INFORMATION PROVIDED:
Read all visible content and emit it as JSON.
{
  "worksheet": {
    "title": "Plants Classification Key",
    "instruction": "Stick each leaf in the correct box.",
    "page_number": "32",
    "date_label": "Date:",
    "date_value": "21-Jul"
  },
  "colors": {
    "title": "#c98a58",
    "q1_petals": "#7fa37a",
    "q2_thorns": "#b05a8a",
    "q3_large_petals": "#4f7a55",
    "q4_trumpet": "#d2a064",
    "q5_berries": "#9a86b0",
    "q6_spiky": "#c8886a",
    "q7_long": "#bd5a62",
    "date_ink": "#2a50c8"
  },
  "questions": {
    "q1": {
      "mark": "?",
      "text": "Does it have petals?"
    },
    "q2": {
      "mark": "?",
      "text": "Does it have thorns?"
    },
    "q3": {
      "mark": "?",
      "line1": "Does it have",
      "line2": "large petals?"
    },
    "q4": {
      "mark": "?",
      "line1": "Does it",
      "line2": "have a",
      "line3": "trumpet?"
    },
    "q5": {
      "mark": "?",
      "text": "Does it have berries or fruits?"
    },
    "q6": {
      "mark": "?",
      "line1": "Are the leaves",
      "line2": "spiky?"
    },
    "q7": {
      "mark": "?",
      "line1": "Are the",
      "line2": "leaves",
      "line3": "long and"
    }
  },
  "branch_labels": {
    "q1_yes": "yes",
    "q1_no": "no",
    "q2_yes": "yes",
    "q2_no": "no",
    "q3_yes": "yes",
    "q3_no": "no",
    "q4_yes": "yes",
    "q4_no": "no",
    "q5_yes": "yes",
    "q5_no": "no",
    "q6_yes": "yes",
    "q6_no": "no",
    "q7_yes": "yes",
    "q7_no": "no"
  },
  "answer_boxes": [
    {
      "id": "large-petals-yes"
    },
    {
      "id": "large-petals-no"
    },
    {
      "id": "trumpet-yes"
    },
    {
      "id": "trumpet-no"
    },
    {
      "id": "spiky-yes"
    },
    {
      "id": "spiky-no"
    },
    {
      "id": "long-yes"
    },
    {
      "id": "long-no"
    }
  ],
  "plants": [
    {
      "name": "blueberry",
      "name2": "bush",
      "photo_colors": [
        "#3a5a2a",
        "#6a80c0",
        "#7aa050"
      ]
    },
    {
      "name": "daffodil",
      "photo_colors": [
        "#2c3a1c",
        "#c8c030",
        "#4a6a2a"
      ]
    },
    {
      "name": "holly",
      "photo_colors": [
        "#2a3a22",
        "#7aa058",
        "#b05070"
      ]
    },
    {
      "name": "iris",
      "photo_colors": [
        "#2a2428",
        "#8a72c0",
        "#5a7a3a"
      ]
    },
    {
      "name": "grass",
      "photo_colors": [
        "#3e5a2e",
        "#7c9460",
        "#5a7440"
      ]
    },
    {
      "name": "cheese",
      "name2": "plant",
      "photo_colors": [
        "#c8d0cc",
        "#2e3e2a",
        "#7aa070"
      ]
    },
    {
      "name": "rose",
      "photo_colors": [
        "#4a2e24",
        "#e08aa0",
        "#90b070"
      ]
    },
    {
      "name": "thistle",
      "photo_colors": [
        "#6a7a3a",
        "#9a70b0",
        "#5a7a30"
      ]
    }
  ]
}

TASK DIRECTIONS: Report how many lines of the listing hold the word "have", with nothing but the number.

ANSWER IN FULL: 5